*Records for the exercise*
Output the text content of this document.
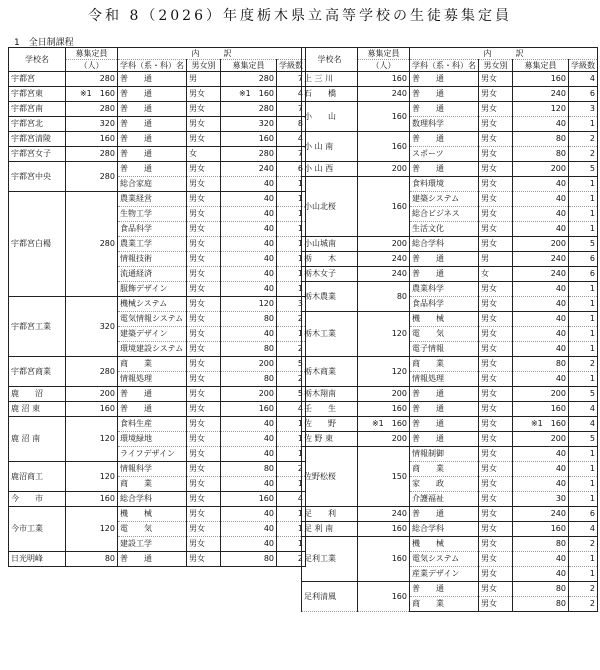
令和 8（2026）年度栃木県立高等学校の生徒募集定員
1　全日制課程
学校名	募集定員	内　　　訳			
	（人）	学科（系・科）名	男女別	募集定員	学級数
宇都宮	280	普　　通	男	280	7
宇都宮東	※1　160	普　　通	男女	※1　160	4
宇都宮南	280	普　　通	男女	280	7
宇都宮北	320	普　　通	男女	320	8
宇都宮清陵	160	普　　通	男女	160	4
宇都宮女子	280	普　　通	女	280	7
宇都宮中央	280	普　　通	男女	240	6
		総合家庭	男女	40	1
宇都宮白楊	280	農業経営	男女	40	1
		生物工学	男女	40	1
		食品科学	男女	40	1
		農業工学	男女	40	1
		情報技術	男女	40	1
		流通経済	男女	40	1
		服飾デザイン	男女	40	1
宇都宮工業	320	機械システム	男女	120	3
		電気情報システム	男女	80	2
		建築デザイン	男女	40	1
		環境建設システム	男女	80	2
宇都宮商業	280	商　　業	男女	200	5
		情報処理	男女	80	2
鹿　　沼	200	普　　通	男女	200	5
鹿 沼 東	160	普　　通	男女	160	4
鹿 沼 南	120	食料生産	男女	40	1
		環境緑地	男女	40	1
		ライフデザイン	男女	40	1
鹿沼商工	120	情報科学	男女	80	2
		商　　業	男女	40	1
今　　市	160	総合学科	男女	160	4
今市工業	120	機　　械	男女	40	1
		電　　気	男女	40	1
		建設工学	男女	40	1
日光明峰	80	普　　通	男女	80	2
学校名	募集定員	内　　　訳			
	（人）	学科（系・科）名	男女別	募集定員	学級数
上 三 川	160	普　　通	男女	160	4
石　　橋	240	普　　通	男女	240	6
小　　山	160	普　　通	男女	120	3
		数理科学	男女	40	1
小 山 南	160	普　　通	男女	80	2
		スポーツ	男女	80	2
小 山 西	200	普　　通	男女	200	5
小山北桜	160	食料環境	男女	40	1
		建築システム	男女	40	1
		総合ビジネス	男女	40	1
		生活文化	男女	40	1
小山城南	200	総合学科	男女	200	5
栃　　木	240	普　　通	男	240	6
栃木女子	240	普　　通	女	240	6
栃木農業	80	農業科学	男女	40	1
		食品科学	男女	40	1
栃木工業	120	機　　械	男女	40	1
		電　　気	男女	40	1
		電子情報	男女	40	1
栃木商業	120	商　　業	男女	80	2
		情報処理	男女	40	1
栃木翔南	200	普　　通	男女	200	5
壬　　生	160	普　　通	男女	160	4
佐　　野	※1　160	普　　通	男女	※1　160	4
佐 野 東	200	普　　通	男女	200	5
佐野松桜	150	情報制御	男女	40	1
		商　　業	男女	40	1
		家　　政	男女	40	1
		介護福祉	男女	30	1
足　　利	240	普　　通	男女	240	6
足 利 南	160	総合学科	男女	160	4
足利工業	160	機　　械	男女	80	2
		電気システム	男女	40	1
		産業デザイン	男女	40	1
足利清風	160	普　　通	男女	80	2
		商　　業	男女	80	2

*Stated goal*
Copy out all lines from the material above that contain the string "総合学科".

*The result*
今　　市	160	総合学科	男女	160	4
小山城南	200	総合学科	男女	200	5
足 利 南	160	総合学科	男女	160	4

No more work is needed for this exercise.